▶ **Collection entries**
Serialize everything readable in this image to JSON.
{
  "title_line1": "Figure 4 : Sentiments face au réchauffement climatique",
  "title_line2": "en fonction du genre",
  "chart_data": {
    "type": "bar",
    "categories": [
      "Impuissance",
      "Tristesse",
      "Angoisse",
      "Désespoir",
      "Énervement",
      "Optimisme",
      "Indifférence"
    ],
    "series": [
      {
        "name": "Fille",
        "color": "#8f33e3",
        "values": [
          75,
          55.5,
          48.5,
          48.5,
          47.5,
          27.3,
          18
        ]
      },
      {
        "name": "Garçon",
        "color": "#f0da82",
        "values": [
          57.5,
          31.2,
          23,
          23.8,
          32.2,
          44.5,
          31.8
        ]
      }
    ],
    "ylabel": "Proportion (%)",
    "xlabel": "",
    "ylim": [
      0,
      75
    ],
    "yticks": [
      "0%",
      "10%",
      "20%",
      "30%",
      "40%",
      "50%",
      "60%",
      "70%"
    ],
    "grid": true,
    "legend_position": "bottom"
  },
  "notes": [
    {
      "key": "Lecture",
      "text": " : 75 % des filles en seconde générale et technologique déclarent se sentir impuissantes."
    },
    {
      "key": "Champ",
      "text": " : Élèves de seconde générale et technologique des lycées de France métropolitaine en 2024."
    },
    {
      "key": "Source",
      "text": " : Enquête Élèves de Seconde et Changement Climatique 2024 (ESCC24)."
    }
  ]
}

▶ **EXERCISE**
Repeat all of the entries exactly.

▶ **FINAL RESULT**
Serialize everything readable in this image to JSON.
{
  "title_line1": "Figure 4 : Sentiments face au réchauffement climatique",
  "title_line2": "en fonction du genre",
  "chart_data": {
    "type": "bar",
    "categories": [
      "Impuissance",
      "Tristesse",
      "Angoisse",
      "Désespoir",
      "Énervement",
      "Optimisme",
      "Indifférence"
    ],
    "series": [
      {
        "name": "Fille",
        "color": "#8f33e3",
        "values": [
          75,
          55.5,
          48.5,
          48.5,
          47.5,
          27.3,
          18
        ]
      },
      {
        "name": "Garçon",
        "color": "#f0da82",
        "values": [
          57.5,
          31.2,
          23,
          23.8,
          32.2,
          44.5,
          31.8
        ]
      }
    ],
    "ylabel": "Proportion (%)",
    "xlabel": "",
    "ylim": [
      0,
      75
    ],
    "yticks": [
      "0%",
      "10%",
      "20%",
      "30%",
      "40%",
      "50%",
      "60%",
      "70%"
    ],
    "grid": true,
    "legend_position": "bottom"
  },
  "notes": [
    {
      "key": "Lecture",
      "text": " : 75 % des filles en seconde générale et technologique déclarent se sentir impuissantes."
    },
    {
      "key": "Champ",
      "text": " : Élèves de seconde générale et technologique des lycées de France métropolitaine en 2024."
    },
    {
      "key": "Source",
      "text": " : Enquête Élèves de Seconde et Changement Climatique 2024 (ESCC24)."
    }
  ]
}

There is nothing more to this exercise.